■ Data supplied
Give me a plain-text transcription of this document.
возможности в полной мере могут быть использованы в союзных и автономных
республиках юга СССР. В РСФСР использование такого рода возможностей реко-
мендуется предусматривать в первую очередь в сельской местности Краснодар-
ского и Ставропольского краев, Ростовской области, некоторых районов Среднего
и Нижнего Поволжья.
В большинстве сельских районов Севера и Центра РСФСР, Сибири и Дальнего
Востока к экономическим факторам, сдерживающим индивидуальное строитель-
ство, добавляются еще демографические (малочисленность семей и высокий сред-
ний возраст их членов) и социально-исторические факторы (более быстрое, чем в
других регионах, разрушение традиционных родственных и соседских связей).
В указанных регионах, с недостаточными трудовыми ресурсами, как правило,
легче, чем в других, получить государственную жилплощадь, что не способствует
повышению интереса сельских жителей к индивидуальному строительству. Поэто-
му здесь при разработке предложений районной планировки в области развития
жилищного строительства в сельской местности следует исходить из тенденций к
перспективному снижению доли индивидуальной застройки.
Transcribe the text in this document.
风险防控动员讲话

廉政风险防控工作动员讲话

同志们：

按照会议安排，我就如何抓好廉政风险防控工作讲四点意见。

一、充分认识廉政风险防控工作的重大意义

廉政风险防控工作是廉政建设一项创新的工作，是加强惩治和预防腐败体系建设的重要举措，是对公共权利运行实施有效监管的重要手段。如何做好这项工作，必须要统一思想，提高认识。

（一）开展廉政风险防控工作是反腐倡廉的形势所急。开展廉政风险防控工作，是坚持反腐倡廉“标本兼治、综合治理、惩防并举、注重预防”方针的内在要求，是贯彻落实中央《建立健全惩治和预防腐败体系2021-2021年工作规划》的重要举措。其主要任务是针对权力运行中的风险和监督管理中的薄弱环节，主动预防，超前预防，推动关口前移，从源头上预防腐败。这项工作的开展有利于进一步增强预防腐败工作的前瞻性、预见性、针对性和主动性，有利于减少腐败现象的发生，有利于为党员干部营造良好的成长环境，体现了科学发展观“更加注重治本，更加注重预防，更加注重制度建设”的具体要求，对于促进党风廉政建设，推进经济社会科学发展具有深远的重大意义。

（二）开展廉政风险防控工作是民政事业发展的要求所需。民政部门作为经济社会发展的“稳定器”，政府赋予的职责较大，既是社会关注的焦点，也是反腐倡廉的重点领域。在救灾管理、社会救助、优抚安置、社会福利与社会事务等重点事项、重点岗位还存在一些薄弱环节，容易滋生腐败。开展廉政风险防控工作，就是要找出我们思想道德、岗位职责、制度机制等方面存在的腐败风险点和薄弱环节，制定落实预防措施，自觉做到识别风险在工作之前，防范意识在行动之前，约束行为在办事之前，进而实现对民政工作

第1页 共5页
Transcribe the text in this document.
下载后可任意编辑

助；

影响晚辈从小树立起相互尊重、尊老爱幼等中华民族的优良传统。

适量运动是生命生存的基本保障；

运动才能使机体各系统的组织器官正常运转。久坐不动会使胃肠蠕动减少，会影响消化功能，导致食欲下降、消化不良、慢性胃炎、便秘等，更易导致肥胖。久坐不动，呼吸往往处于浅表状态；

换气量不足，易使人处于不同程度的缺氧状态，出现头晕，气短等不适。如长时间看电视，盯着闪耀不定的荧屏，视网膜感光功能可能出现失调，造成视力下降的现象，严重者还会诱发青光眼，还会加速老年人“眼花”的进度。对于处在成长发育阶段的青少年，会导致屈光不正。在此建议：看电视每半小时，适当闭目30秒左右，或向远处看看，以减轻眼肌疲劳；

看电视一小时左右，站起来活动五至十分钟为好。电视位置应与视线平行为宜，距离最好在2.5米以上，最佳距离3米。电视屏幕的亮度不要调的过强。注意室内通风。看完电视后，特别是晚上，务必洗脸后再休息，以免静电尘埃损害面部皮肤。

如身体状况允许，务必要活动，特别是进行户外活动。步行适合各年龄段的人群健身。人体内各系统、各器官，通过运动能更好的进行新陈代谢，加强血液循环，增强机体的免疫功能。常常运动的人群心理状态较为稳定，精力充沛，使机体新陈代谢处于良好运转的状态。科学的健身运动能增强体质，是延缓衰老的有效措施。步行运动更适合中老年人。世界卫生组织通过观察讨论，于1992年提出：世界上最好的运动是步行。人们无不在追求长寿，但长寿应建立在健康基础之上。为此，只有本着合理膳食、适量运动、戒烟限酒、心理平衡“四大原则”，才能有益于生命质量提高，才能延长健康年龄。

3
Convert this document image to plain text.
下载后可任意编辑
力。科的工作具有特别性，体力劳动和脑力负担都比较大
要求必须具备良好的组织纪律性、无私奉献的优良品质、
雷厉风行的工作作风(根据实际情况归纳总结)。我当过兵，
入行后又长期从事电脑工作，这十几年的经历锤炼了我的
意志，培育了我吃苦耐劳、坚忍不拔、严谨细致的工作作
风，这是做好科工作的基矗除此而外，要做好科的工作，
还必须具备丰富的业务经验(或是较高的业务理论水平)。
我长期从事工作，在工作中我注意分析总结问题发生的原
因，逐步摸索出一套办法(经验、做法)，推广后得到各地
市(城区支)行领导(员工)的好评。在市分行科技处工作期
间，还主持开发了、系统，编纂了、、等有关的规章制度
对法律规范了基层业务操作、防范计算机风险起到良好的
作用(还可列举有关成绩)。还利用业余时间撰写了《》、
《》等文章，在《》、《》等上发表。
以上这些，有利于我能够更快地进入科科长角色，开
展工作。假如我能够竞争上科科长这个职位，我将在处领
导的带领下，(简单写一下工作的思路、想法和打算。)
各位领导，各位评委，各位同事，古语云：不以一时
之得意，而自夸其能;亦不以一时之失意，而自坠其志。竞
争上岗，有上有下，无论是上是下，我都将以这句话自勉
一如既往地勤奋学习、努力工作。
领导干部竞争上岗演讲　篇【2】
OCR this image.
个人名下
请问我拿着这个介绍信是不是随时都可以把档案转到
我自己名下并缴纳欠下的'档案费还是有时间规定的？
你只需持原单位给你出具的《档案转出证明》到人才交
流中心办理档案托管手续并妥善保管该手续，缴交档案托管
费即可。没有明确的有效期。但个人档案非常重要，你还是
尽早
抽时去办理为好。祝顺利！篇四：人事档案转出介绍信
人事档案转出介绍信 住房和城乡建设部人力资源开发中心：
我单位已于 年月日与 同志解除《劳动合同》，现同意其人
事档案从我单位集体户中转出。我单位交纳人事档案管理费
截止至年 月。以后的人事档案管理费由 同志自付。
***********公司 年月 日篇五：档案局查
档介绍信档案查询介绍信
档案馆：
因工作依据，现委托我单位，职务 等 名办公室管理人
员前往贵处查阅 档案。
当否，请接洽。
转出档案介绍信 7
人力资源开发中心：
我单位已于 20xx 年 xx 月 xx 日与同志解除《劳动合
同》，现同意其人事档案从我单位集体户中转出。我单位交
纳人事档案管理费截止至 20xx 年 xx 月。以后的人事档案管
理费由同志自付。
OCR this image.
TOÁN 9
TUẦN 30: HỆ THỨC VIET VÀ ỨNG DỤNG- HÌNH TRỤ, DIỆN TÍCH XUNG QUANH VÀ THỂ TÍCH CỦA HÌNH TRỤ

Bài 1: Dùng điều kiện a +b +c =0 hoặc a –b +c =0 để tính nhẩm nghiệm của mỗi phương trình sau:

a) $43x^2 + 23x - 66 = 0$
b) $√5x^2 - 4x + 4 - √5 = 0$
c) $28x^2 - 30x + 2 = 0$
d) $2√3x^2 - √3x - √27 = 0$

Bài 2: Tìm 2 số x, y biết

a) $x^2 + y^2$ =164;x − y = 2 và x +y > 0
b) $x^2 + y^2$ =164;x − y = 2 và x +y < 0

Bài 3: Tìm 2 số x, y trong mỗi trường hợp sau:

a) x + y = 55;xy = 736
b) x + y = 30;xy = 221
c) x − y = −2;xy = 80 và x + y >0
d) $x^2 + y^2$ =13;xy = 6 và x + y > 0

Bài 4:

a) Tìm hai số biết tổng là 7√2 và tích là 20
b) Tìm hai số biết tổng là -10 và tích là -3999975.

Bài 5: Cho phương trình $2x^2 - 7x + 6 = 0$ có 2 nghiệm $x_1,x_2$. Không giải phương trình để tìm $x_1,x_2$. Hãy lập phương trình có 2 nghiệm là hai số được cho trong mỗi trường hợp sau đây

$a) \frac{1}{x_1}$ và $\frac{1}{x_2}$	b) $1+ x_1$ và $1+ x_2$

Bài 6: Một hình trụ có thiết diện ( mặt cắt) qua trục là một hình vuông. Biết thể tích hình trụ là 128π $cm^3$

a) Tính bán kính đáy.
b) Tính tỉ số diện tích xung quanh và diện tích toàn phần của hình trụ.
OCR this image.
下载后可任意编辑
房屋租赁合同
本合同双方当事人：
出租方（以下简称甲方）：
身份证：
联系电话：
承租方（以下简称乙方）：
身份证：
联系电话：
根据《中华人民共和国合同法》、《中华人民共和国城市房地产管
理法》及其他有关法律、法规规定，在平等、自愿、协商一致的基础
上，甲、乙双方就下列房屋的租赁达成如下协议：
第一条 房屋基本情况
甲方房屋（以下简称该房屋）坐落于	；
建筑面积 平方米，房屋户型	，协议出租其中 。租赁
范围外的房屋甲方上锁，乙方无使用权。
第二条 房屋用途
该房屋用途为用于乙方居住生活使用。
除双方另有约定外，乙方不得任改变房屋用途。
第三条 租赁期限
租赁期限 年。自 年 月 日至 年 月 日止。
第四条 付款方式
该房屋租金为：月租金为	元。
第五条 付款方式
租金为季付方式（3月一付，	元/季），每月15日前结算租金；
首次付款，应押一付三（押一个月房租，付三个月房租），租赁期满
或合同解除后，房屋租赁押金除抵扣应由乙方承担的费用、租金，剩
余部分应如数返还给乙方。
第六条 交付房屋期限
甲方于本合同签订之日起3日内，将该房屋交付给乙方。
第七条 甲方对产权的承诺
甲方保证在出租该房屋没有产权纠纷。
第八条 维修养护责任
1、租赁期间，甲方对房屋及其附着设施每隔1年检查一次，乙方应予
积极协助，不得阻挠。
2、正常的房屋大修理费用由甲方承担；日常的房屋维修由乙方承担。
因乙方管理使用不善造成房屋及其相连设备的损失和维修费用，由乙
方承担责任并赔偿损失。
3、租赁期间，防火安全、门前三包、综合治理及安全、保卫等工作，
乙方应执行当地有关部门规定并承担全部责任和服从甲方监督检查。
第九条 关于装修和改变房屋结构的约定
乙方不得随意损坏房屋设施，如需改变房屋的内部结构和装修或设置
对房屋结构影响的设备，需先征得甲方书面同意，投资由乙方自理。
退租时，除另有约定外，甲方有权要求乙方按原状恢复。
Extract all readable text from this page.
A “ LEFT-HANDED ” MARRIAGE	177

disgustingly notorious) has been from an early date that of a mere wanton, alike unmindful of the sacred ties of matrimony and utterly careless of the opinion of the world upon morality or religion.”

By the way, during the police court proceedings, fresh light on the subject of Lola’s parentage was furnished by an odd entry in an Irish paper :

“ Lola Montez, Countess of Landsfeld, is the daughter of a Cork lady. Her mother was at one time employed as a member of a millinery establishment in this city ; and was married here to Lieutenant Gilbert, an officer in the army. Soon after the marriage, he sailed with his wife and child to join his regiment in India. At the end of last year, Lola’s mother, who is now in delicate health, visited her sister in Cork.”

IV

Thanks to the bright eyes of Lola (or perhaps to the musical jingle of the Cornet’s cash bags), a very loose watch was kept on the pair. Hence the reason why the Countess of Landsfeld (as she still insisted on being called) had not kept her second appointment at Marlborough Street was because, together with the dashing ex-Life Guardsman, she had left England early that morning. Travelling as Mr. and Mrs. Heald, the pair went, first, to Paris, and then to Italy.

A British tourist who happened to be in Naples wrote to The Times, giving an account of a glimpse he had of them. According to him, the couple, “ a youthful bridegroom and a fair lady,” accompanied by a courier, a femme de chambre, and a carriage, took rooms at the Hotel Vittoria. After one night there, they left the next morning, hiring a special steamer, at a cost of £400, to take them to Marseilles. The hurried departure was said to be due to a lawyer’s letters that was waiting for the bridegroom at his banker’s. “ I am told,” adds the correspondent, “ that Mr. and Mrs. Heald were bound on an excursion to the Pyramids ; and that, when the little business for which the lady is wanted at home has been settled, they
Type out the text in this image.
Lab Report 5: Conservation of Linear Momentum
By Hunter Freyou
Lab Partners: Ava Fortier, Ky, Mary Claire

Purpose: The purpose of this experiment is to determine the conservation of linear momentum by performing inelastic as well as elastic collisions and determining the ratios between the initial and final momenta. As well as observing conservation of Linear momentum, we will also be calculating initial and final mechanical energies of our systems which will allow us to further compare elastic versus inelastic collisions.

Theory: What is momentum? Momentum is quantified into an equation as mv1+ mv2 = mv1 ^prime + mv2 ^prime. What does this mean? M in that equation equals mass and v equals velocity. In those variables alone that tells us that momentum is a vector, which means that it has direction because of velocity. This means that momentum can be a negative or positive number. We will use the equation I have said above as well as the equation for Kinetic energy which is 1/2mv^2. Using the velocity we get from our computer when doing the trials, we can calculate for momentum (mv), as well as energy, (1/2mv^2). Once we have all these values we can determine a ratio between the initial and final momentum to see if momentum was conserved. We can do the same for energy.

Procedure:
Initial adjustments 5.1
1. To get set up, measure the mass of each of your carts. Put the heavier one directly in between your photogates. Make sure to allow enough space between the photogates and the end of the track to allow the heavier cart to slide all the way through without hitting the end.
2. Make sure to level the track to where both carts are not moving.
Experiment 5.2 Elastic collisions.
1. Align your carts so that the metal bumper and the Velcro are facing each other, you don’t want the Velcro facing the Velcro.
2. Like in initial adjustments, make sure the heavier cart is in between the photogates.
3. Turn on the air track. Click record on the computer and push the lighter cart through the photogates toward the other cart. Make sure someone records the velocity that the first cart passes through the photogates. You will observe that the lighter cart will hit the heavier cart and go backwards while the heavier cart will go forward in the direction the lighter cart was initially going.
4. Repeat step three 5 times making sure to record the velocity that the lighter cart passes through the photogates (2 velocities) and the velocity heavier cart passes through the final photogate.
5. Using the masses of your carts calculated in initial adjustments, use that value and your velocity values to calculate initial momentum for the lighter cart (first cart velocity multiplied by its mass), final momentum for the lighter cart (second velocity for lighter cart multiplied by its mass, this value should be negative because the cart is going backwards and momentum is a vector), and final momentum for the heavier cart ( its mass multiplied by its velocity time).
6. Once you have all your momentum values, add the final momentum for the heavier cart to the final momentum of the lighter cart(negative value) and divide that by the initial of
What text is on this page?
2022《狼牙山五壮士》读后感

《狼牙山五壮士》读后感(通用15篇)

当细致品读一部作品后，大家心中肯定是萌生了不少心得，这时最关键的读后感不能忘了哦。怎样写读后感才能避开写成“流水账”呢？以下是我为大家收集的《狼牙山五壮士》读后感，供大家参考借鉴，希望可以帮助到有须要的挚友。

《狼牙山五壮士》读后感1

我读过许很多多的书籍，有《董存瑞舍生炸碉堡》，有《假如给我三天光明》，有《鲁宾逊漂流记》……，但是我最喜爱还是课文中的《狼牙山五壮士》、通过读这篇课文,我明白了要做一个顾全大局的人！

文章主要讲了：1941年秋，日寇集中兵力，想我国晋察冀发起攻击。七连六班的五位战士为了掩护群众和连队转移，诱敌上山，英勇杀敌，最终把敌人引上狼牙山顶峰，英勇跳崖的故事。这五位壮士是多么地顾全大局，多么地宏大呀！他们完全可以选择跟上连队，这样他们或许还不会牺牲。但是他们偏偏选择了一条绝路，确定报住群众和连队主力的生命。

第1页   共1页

■ Exercise prompt
Search the data for "других". Copy every matching line.

■ Response
других регионах, разрушение традиционных родственных и соседских связей).
легче, чем в других, получить государственную жилплощадь, что не способствует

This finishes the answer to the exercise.